Dataset records
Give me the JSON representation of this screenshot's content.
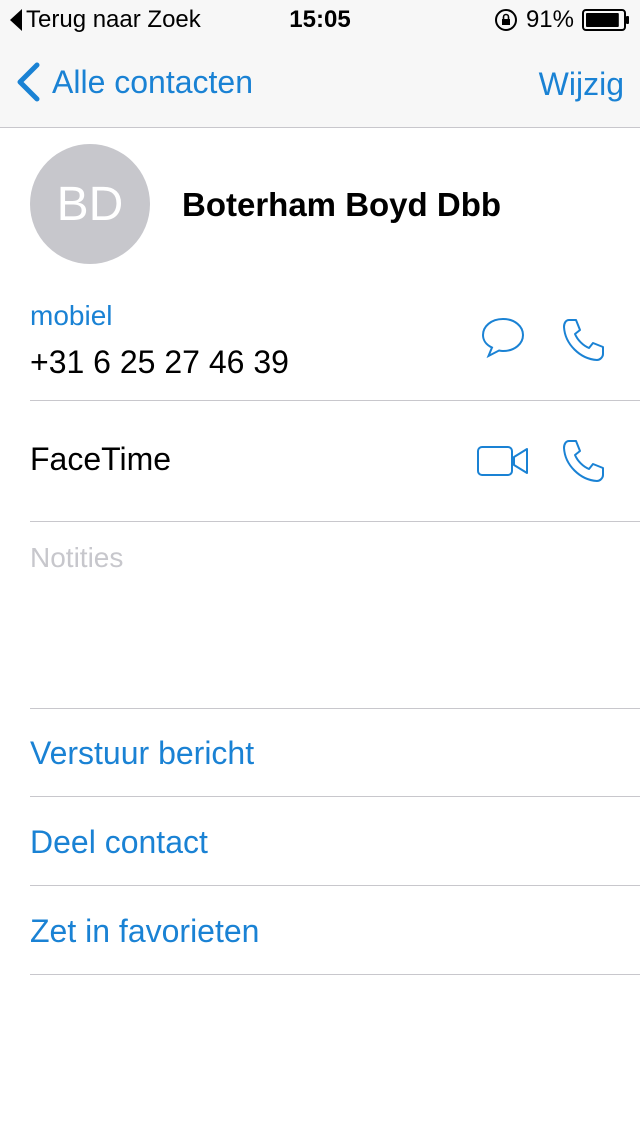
{
  "status_bar": {
    "back_app": "Terug naar Zoek",
    "time": "15:05",
    "battery_percent": "91%",
    "battery_level": 0.91,
    "icons": [
      "back-triangle-icon",
      "rotation-lock-icon",
      "battery-icon"
    ]
  },
  "nav": {
    "back_label": "Alle contacten",
    "edit_label": "Wijzig"
  },
  "contact": {
    "initials": "BD",
    "name": "Boterham Boyd Dbb"
  },
  "phone": {
    "label": "mobiel",
    "number": "+31 6 25 27 46 39"
  },
  "facetime": {
    "label": "FaceTime"
  },
  "notes": {
    "placeholder": "Notities"
  },
  "actions": [
    {
      "label": "Verstuur bericht"
    },
    {
      "label": "Deel contact"
    },
    {
      "label": "Zet in favorieten"
    }
  ],
  "colors": {
    "accent": "#1a82d4",
    "separator": "#c8c7cc",
    "avatar_bg": "#c7c7cc",
    "placeholder": "#c7c7cc"
  }
}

* **WORK TO DO**
Exclude the pictures and repeat every other part of the records word for word.

* **PROBLEM SOLUTION**
Give me the JSON representation of this screenshot's content.
{
  "status_bar": {
    "back_app": "Terug naar Zoek",
    "time": "15:05",
    "battery_percent": "91%",
    "battery_level": 0.91,
    "icons": [
      "back-triangle-icon",
      "rotation-lock-icon",
      "battery-icon"
    ]
  },
  "nav": {
    "back_label": "Alle contacten",
    "edit_label": "Wijzig"
  },
  "contact": {
    "initials": "BD",
    "name": "Boterham Boyd Dbb"
  },
  "phone": {
    "label": "mobiel",
    "number": "+31 6 25 27 46 39"
  },
  "facetime": {
    "label": "FaceTime"
  },
  "notes": {
    "placeholder": "Notities"
  },
  "actions": [
    {
      "label": "Verstuur bericht"
    },
    {
      "label": "Deel contact"
    },
    {
      "label": "Zet in favorieten"
    }
  ],
  "colors": {
    "accent": "#1a82d4",
    "separator": "#c8c7cc",
    "avatar_bg": "#c7c7cc",
    "placeholder": "#c7c7cc"
  }
}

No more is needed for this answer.